→ Your instructions:
Leave out the pictures and copy each record below exactly.

===== Data lines

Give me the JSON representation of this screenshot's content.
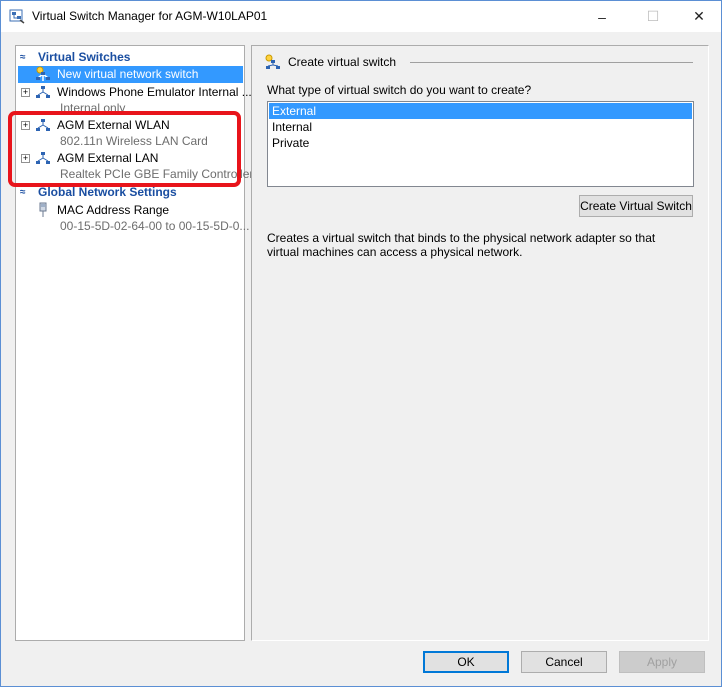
{
  "window": {
    "title": "Virtual Switch Manager for AGM-W10LAP01",
    "controls": {
      "minimize": "–",
      "maximize": "☐",
      "close": "✕"
    }
  },
  "left_panel": {
    "virtual_switches_header": "Virtual Switches",
    "items": [
      {
        "label": "New virtual network switch",
        "sub": "",
        "selected": true
      },
      {
        "label": "Windows Phone Emulator Internal ...",
        "sub": "Internal only",
        "selected": false
      },
      {
        "label": "AGM External WLAN",
        "sub": "802.11n Wireless LAN Card",
        "selected": false
      },
      {
        "label": "AGM External LAN",
        "sub": "Realtek PCIe GBE Family Controller",
        "selected": false
      }
    ],
    "global_header": "Global Network Settings",
    "global_items": [
      {
        "label": "MAC Address Range",
        "sub": "00-15-5D-02-64-00 to 00-15-5D-0..."
      }
    ],
    "expander_symbol": "+",
    "collapse_symbol": "≈"
  },
  "right_panel": {
    "header": "Create virtual switch",
    "question": "What type of virtual switch do you want to create?",
    "types": [
      "External",
      "Internal",
      "Private"
    ],
    "selected_type": "External",
    "create_button": "Create Virtual Switch",
    "description": "Creates a virtual switch that binds to the physical network adapter so that virtual machines can access a physical network."
  },
  "footer": {
    "ok": "OK",
    "cancel": "Cancel",
    "apply": "Apply"
  },
  "colors": {
    "accent": "#3399ff",
    "section_header": "#1a4ea1",
    "highlight": "#e8141b"
  }
}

==========

→ Finished answer:
Give me the JSON representation of this screenshot's content.
{
  "window": {
    "title": "Virtual Switch Manager for AGM-W10LAP01",
    "controls": {
      "minimize": "–",
      "maximize": "☐",
      "close": "✕"
    }
  },
  "left_panel": {
    "virtual_switches_header": "Virtual Switches",
    "items": [
      {
        "label": "New virtual network switch",
        "sub": "",
        "selected": true
      },
      {
        "label": "Windows Phone Emulator Internal ...",
        "sub": "Internal only",
        "selected": false
      },
      {
        "label": "AGM External WLAN",
        "sub": "802.11n Wireless LAN Card",
        "selected": false
      },
      {
        "label": "AGM External LAN",
        "sub": "Realtek PCIe GBE Family Controller",
        "selected": false
      }
    ],
    "global_header": "Global Network Settings",
    "global_items": [
      {
        "label": "MAC Address Range",
        "sub": "00-15-5D-02-64-00 to 00-15-5D-0..."
      }
    ],
    "expander_symbol": "+",
    "collapse_symbol": "≈"
  },
  "right_panel": {
    "header": "Create virtual switch",
    "question": "What type of virtual switch do you want to create?",
    "types": [
      "External",
      "Internal",
      "Private"
    ],
    "selected_type": "External",
    "create_button": "Create Virtual Switch",
    "description": "Creates a virtual switch that binds to the physical network adapter so that virtual machines can access a physical network."
  },
  "footer": {
    "ok": "OK",
    "cancel": "Cancel",
    "apply": "Apply"
  },
  "colors": {
    "accent": "#3399ff",
    "section_header": "#1a4ea1",
    "highlight": "#e8141b"
  }
}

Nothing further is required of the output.